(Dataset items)
★ ★ ★

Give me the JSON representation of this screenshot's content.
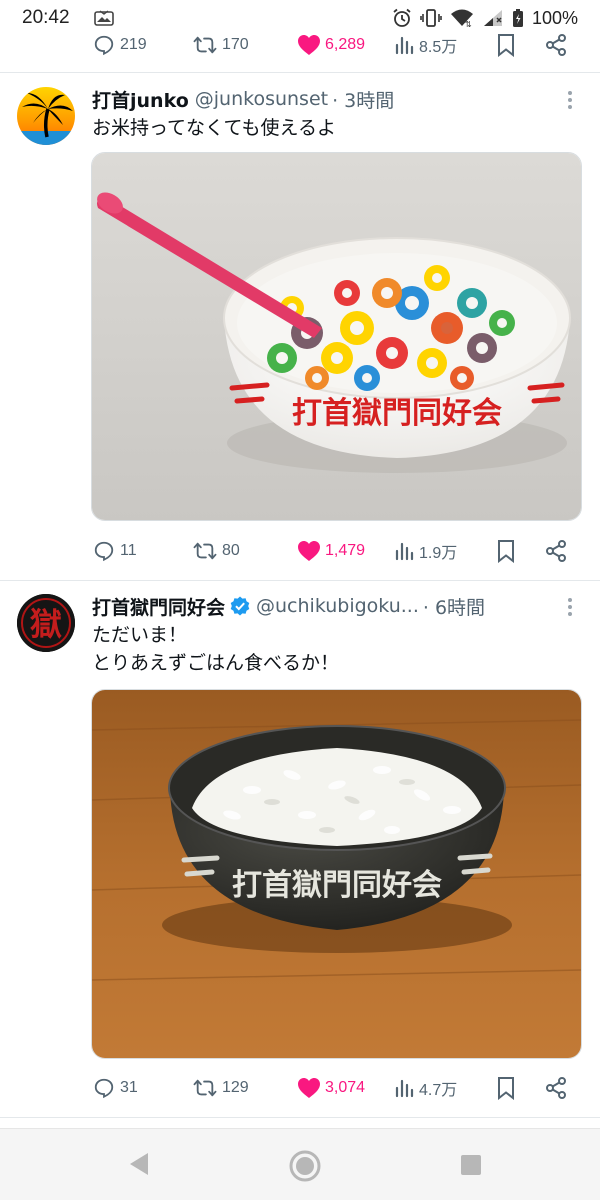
{
  "status_bar": {
    "time": "20:42",
    "battery": "100%",
    "icons": [
      "gallery-icon",
      "alarm-icon",
      "vibrate-icon",
      "wifi-icon",
      "signal-icon",
      "battery-icon"
    ]
  },
  "previous_tweet": {
    "replies": "219",
    "retweets": "170",
    "likes": "6,289",
    "views": "8.5万"
  },
  "tweets": [
    {
      "author_name": "打首junko",
      "handle": "@junkosunset",
      "time": "· 3時間",
      "text": "お米持ってなくても使えるよ",
      "media": "cereal-in-bowl-photo",
      "replies": "11",
      "retweets": "80",
      "likes": "1,479",
      "views": "1.9万"
    },
    {
      "author_name": "打首獄門同好会",
      "handle": "@uchikubigoku...",
      "time": "· 6時間",
      "verified": true,
      "text": "ただいま！\nとりあえずごはん食べるか！",
      "media": "rice-in-bowl-photo",
      "replies": "31",
      "retweets": "129",
      "likes": "3,074",
      "views": "4.7万"
    }
  ],
  "media_text": {
    "bowl_print_1": "打首獄門同好会",
    "bowl_print_2": "打首獄門同好会",
    "avatar_glyph": "獄"
  },
  "colors": {
    "like": "#f91880",
    "secondary_text": "#536471",
    "verified": "#1d9bf0"
  },
  "nav_bar": {
    "icons": [
      "back-icon",
      "home-icon",
      "recents-icon"
    ]
  }
}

★ ★ ★

## WORK REQUIRED
Repeat the records above exactly, leaving out any pictures they contain.

## OUTPUT FOR THIS EXERCISE
Give me the JSON representation of this screenshot's content.
{
  "status_bar": {
    "time": "20:42",
    "battery": "100%",
    "icons": [
      "gallery-icon",
      "alarm-icon",
      "vibrate-icon",
      "wifi-icon",
      "signal-icon",
      "battery-icon"
    ]
  },
  "previous_tweet": {
    "replies": "219",
    "retweets": "170",
    "likes": "6,289",
    "views": "8.5万"
  },
  "tweets": [
    {
      "author_name": "打首junko",
      "handle": "@junkosunset",
      "time": "· 3時間",
      "text": "お米持ってなくても使えるよ",
      "media": "cereal-in-bowl-photo",
      "replies": "11",
      "retweets": "80",
      "likes": "1,479",
      "views": "1.9万"
    },
    {
      "author_name": "打首獄門同好会",
      "handle": "@uchikubigoku...",
      "time": "· 6時間",
      "verified": true,
      "text": "ただいま！\nとりあえずごはん食べるか！",
      "media": "rice-in-bowl-photo",
      "replies": "31",
      "retweets": "129",
      "likes": "3,074",
      "views": "4.7万"
    }
  ],
  "media_text": {
    "bowl_print_1": "打首獄門同好会",
    "bowl_print_2": "打首獄門同好会",
    "avatar_glyph": "獄"
  },
  "colors": {
    "like": "#f91880",
    "secondary_text": "#536471",
    "verified": "#1d9bf0"
  },
  "nav_bar": {
    "icons": [
      "back-icon",
      "home-icon",
      "recents-icon"
    ]
  }
}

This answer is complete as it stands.